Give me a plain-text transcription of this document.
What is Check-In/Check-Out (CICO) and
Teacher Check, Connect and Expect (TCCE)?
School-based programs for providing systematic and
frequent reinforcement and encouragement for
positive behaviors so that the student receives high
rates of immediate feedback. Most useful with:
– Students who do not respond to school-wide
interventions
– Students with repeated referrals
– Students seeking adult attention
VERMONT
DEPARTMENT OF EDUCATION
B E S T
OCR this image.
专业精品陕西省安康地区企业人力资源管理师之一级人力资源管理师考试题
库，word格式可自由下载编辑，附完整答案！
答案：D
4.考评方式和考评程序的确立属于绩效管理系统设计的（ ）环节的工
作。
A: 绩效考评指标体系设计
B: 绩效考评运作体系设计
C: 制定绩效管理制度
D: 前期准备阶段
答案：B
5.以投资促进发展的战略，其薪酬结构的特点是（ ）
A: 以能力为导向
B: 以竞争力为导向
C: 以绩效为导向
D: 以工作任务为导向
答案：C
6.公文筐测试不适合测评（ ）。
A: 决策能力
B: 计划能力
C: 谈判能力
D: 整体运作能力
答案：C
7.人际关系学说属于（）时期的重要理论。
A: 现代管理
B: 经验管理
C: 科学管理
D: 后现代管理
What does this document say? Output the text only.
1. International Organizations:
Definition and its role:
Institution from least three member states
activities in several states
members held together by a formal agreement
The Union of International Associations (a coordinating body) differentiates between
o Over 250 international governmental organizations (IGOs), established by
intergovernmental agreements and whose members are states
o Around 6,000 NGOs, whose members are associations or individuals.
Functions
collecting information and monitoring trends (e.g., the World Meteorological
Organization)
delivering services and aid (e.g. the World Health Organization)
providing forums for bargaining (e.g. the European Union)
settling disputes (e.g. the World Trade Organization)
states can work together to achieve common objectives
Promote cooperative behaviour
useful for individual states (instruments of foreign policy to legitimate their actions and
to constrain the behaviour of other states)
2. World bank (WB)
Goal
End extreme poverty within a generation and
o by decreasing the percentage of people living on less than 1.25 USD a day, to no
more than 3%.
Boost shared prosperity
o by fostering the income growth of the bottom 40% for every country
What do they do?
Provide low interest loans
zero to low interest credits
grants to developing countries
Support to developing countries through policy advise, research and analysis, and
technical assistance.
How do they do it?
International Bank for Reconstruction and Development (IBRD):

· · · · · · ·

Written instruction »
Give every line of the material again, exactly as it reads.

Full response »
Give me a plain-text transcription of this document.
What is Check-In/Check-Out (CICO) and
Teacher Check, Connect and Expect (TCCE)?
School-based programs for providing systematic and
frequent reinforcement and encouragement for
positive behaviors so that the student receives high
rates of immediate feedback. Most useful with:
– Students who do not respond to school-wide
interventions
– Students with repeated referrals
– Students seeking adult attention
VERMONT
DEPARTMENT OF EDUCATION
B E S T
OCR this image.
专业精品陕西省安康地区企业人力资源管理师之一级人力资源管理师考试题
库，word格式可自由下载编辑，附完整答案！
答案：D
4.考评方式和考评程序的确立属于绩效管理系统设计的（ ）环节的工
作。
A: 绩效考评指标体系设计
B: 绩效考评运作体系设计
C: 制定绩效管理制度
D: 前期准备阶段
答案：B
5.以投资促进发展的战略，其薪酬结构的特点是（ ）
A: 以能力为导向
B: 以竞争力为导向
C: 以绩效为导向
D: 以工作任务为导向
答案：C
6.公文筐测试不适合测评（ ）。
A: 决策能力
B: 计划能力
C: 谈判能力
D: 整体运作能力
答案：C
7.人际关系学说属于（）时期的重要理论。
A: 现代管理
B: 经验管理
C: 科学管理
D: 后现代管理
What does this document say? Output the text only.
1. International Organizations:
Definition and its role:
Institution from least three member states
activities in several states
members held together by a formal agreement
The Union of International Associations (a coordinating body) differentiates between
o Over 250 international governmental organizations (IGOs), established by
intergovernmental agreements and whose members are states
o Around 6,000 NGOs, whose members are associations or individuals.
Functions
collecting information and monitoring trends (e.g., the World Meteorological
Organization)
delivering services and aid (e.g. the World Health Organization)
providing forums for bargaining (e.g. the European Union)
settling disputes (e.g. the World Trade Organization)
states can work together to achieve common objectives
Promote cooperative behaviour
useful for individual states (instruments of foreign policy to legitimate their actions and
to constrain the behaviour of other states)
2. World bank (WB)
Goal
End extreme poverty within a generation and
o by decreasing the percentage of people living on less than 1.25 USD a day, to no
more than 3%.
Boost shared prosperity
o by fostering the income growth of the bottom 40% for every country
What do they do?
Provide low interest loans
zero to low interest credits
grants to developing countries
Support to developing countries through policy advise, research and analysis, and
technical assistance.
How do they do it?
International Bank for Reconstruction and Development (IBRD):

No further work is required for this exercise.